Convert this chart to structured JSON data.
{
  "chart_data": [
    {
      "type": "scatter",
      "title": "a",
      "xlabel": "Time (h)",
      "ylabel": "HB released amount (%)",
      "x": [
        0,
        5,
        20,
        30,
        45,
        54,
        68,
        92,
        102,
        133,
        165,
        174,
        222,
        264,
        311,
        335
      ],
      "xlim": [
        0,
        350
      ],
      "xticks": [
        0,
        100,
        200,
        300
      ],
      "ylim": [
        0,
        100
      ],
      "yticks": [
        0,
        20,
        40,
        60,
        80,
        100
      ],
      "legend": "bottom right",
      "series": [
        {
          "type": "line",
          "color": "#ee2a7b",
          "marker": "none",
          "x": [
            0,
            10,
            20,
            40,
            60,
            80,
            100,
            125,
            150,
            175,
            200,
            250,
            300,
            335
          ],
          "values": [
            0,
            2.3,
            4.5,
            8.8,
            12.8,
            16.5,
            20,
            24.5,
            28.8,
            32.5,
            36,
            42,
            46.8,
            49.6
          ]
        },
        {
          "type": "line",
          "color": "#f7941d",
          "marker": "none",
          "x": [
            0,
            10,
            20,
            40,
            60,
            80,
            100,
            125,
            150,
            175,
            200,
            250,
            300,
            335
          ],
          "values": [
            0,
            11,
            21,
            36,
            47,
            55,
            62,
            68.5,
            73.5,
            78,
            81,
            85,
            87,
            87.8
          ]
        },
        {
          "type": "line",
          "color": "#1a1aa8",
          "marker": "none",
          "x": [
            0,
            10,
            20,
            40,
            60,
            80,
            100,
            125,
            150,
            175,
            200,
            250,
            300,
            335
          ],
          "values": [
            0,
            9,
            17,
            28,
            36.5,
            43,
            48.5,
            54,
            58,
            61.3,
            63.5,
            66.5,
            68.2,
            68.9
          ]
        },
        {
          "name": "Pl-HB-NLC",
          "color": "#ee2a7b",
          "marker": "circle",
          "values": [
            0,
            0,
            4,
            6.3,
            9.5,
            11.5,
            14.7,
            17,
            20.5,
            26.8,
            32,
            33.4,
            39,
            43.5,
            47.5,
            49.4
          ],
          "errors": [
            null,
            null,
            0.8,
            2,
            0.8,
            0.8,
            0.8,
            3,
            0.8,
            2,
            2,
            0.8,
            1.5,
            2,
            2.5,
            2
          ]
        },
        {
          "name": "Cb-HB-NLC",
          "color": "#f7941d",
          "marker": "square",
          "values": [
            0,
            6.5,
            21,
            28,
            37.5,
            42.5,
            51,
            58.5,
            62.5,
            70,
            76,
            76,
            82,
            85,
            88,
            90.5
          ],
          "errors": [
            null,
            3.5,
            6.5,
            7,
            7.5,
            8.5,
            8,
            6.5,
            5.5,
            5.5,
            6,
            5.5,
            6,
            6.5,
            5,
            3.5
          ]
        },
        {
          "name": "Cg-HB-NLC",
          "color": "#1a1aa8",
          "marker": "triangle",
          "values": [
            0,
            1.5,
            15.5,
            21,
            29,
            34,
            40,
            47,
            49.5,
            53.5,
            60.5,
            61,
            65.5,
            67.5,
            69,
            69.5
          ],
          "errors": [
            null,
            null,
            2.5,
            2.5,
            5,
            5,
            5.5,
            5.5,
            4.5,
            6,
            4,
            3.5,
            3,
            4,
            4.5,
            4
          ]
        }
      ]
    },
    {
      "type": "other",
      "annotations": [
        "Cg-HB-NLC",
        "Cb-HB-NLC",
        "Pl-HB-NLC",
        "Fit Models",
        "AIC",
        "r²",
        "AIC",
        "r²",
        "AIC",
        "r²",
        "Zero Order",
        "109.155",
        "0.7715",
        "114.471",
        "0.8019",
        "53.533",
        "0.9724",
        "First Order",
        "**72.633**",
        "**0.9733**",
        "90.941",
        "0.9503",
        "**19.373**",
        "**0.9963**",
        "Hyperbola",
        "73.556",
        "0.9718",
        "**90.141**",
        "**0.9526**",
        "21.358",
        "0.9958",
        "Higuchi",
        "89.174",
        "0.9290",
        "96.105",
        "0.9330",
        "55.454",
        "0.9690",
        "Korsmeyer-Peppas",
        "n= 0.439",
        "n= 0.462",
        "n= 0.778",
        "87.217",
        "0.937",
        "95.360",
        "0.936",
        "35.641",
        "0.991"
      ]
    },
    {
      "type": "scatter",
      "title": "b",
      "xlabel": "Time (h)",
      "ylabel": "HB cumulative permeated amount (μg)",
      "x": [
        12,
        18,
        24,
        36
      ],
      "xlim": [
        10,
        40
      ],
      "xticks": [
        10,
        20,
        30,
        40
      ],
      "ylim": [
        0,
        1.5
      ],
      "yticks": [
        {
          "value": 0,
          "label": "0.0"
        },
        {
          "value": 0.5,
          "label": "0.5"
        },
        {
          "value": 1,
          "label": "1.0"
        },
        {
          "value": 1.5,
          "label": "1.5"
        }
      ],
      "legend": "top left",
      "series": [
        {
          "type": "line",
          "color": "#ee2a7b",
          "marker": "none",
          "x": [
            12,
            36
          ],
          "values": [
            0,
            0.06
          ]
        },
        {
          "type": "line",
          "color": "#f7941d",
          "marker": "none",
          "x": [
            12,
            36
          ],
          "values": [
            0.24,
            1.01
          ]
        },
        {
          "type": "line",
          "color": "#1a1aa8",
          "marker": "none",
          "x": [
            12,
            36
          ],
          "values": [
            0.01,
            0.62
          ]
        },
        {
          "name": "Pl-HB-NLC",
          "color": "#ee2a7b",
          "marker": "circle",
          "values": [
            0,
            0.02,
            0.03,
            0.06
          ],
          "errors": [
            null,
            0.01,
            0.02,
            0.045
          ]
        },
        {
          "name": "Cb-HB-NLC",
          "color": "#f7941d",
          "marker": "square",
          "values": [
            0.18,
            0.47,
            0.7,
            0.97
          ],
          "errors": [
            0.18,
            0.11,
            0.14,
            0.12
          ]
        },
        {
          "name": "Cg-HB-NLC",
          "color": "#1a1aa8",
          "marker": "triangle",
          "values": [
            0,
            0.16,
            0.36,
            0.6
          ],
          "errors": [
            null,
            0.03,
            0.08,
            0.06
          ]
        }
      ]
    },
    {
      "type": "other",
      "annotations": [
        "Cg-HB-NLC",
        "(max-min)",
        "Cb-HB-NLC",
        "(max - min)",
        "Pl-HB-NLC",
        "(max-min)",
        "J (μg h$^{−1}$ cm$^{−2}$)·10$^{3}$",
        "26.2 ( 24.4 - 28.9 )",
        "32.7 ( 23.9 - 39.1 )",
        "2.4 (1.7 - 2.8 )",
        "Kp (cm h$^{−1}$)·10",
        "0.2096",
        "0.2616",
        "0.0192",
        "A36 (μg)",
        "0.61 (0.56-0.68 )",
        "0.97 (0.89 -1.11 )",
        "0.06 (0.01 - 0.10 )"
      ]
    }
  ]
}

*AIM OF THE TASK*
Write out every entry word for word.

*RESPONSE TO THIS TASK*
Convert this chart to structured JSON data.
{
  "chart_data": [
    {
      "type": "scatter",
      "title": "a",
      "xlabel": "Time (h)",
      "ylabel": "HB released amount (%)",
      "x": [
        0,
        5,
        20,
        30,
        45,
        54,
        68,
        92,
        102,
        133,
        165,
        174,
        222,
        264,
        311,
        335
      ],
      "xlim": [
        0,
        350
      ],
      "xticks": [
        0,
        100,
        200,
        300
      ],
      "ylim": [
        0,
        100
      ],
      "yticks": [
        0,
        20,
        40,
        60,
        80,
        100
      ],
      "legend": "bottom right",
      "series": [
        {
          "type": "line",
          "color": "#ee2a7b",
          "marker": "none",
          "x": [
            0,
            10,
            20,
            40,
            60,
            80,
            100,
            125,
            150,
            175,
            200,
            250,
            300,
            335
          ],
          "values": [
            0,
            2.3,
            4.5,
            8.8,
            12.8,
            16.5,
            20,
            24.5,
            28.8,
            32.5,
            36,
            42,
            46.8,
            49.6
          ]
        },
        {
          "type": "line",
          "color": "#f7941d",
          "marker": "none",
          "x": [
            0,
            10,
            20,
            40,
            60,
            80,
            100,
            125,
            150,
            175,
            200,
            250,
            300,
            335
          ],
          "values": [
            0,
            11,
            21,
            36,
            47,
            55,
            62,
            68.5,
            73.5,
            78,
            81,
            85,
            87,
            87.8
          ]
        },
        {
          "type": "line",
          "color": "#1a1aa8",
          "marker": "none",
          "x": [
            0,
            10,
            20,
            40,
            60,
            80,
            100,
            125,
            150,
            175,
            200,
            250,
            300,
            335
          ],
          "values": [
            0,
            9,
            17,
            28,
            36.5,
            43,
            48.5,
            54,
            58,
            61.3,
            63.5,
            66.5,
            68.2,
            68.9
          ]
        },
        {
          "name": "Pl-HB-NLC",
          "color": "#ee2a7b",
          "marker": "circle",
          "values": [
            0,
            0,
            4,
            6.3,
            9.5,
            11.5,
            14.7,
            17,
            20.5,
            26.8,
            32,
            33.4,
            39,
            43.5,
            47.5,
            49.4
          ],
          "errors": [
            null,
            null,
            0.8,
            2,
            0.8,
            0.8,
            0.8,
            3,
            0.8,
            2,
            2,
            0.8,
            1.5,
            2,
            2.5,
            2
          ]
        },
        {
          "name": "Cb-HB-NLC",
          "color": "#f7941d",
          "marker": "square",
          "values": [
            0,
            6.5,
            21,
            28,
            37.5,
            42.5,
            51,
            58.5,
            62.5,
            70,
            76,
            76,
            82,
            85,
            88,
            90.5
          ],
          "errors": [
            null,
            3.5,
            6.5,
            7,
            7.5,
            8.5,
            8,
            6.5,
            5.5,
            5.5,
            6,
            5.5,
            6,
            6.5,
            5,
            3.5
          ]
        },
        {
          "name": "Cg-HB-NLC",
          "color": "#1a1aa8",
          "marker": "triangle",
          "values": [
            0,
            1.5,
            15.5,
            21,
            29,
            34,
            40,
            47,
            49.5,
            53.5,
            60.5,
            61,
            65.5,
            67.5,
            69,
            69.5
          ],
          "errors": [
            null,
            null,
            2.5,
            2.5,
            5,
            5,
            5.5,
            5.5,
            4.5,
            6,
            4,
            3.5,
            3,
            4,
            4.5,
            4
          ]
        }
      ]
    },
    {
      "type": "other",
      "annotations": [
        "Cg-HB-NLC",
        "Cb-HB-NLC",
        "Pl-HB-NLC",
        "Fit Models",
        "AIC",
        "r²",
        "AIC",
        "r²",
        "AIC",
        "r²",
        "Zero Order",
        "109.155",
        "0.7715",
        "114.471",
        "0.8019",
        "53.533",
        "0.9724",
        "First Order",
        "**72.633**",
        "**0.9733**",
        "90.941",
        "0.9503",
        "**19.373**",
        "**0.9963**",
        "Hyperbola",
        "73.556",
        "0.9718",
        "**90.141**",
        "**0.9526**",
        "21.358",
        "0.9958",
        "Higuchi",
        "89.174",
        "0.9290",
        "96.105",
        "0.9330",
        "55.454",
        "0.9690",
        "Korsmeyer-Peppas",
        "n= 0.439",
        "n= 0.462",
        "n= 0.778",
        "87.217",
        "0.937",
        "95.360",
        "0.936",
        "35.641",
        "0.991"
      ]
    },
    {
      "type": "scatter",
      "title": "b",
      "xlabel": "Time (h)",
      "ylabel": "HB cumulative permeated amount (μg)",
      "x": [
        12,
        18,
        24,
        36
      ],
      "xlim": [
        10,
        40
      ],
      "xticks": [
        10,
        20,
        30,
        40
      ],
      "ylim": [
        0,
        1.5
      ],
      "yticks": [
        {
          "value": 0,
          "label": "0.0"
        },
        {
          "value": 0.5,
          "label": "0.5"
        },
        {
          "value": 1,
          "label": "1.0"
        },
        {
          "value": 1.5,
          "label": "1.5"
        }
      ],
      "legend": "top left",
      "series": [
        {
          "type": "line",
          "color": "#ee2a7b",
          "marker": "none",
          "x": [
            12,
            36
          ],
          "values": [
            0,
            0.06
          ]
        },
        {
          "type": "line",
          "color": "#f7941d",
          "marker": "none",
          "x": [
            12,
            36
          ],
          "values": [
            0.24,
            1.01
          ]
        },
        {
          "type": "line",
          "color": "#1a1aa8",
          "marker": "none",
          "x": [
            12,
            36
          ],
          "values": [
            0.01,
            0.62
          ]
        },
        {
          "name": "Pl-HB-NLC",
          "color": "#ee2a7b",
          "marker": "circle",
          "values": [
            0,
            0.02,
            0.03,
            0.06
          ],
          "errors": [
            null,
            0.01,
            0.02,
            0.045
          ]
        },
        {
          "name": "Cb-HB-NLC",
          "color": "#f7941d",
          "marker": "square",
          "values": [
            0.18,
            0.47,
            0.7,
            0.97
          ],
          "errors": [
            0.18,
            0.11,
            0.14,
            0.12
          ]
        },
        {
          "name": "Cg-HB-NLC",
          "color": "#1a1aa8",
          "marker": "triangle",
          "values": [
            0,
            0.16,
            0.36,
            0.6
          ],
          "errors": [
            null,
            0.03,
            0.08,
            0.06
          ]
        }
      ]
    },
    {
      "type": "other",
      "annotations": [
        "Cg-HB-NLC",
        "(max-min)",
        "Cb-HB-NLC",
        "(max - min)",
        "Pl-HB-NLC",
        "(max-min)",
        "J (μg h$^{−1}$ cm$^{−2}$)·10$^{3}$",
        "26.2 ( 24.4 - 28.9 )",
        "32.7 ( 23.9 - 39.1 )",
        "2.4 (1.7 - 2.8 )",
        "Kp (cm h$^{−1}$)·10",
        "0.2096",
        "0.2616",
        "0.0192",
        "A36 (μg)",
        "0.61 (0.56-0.68 )",
        "0.97 (0.89 -1.11 )",
        "0.06 (0.01 - 0.10 )"
      ]
    }
  ]
}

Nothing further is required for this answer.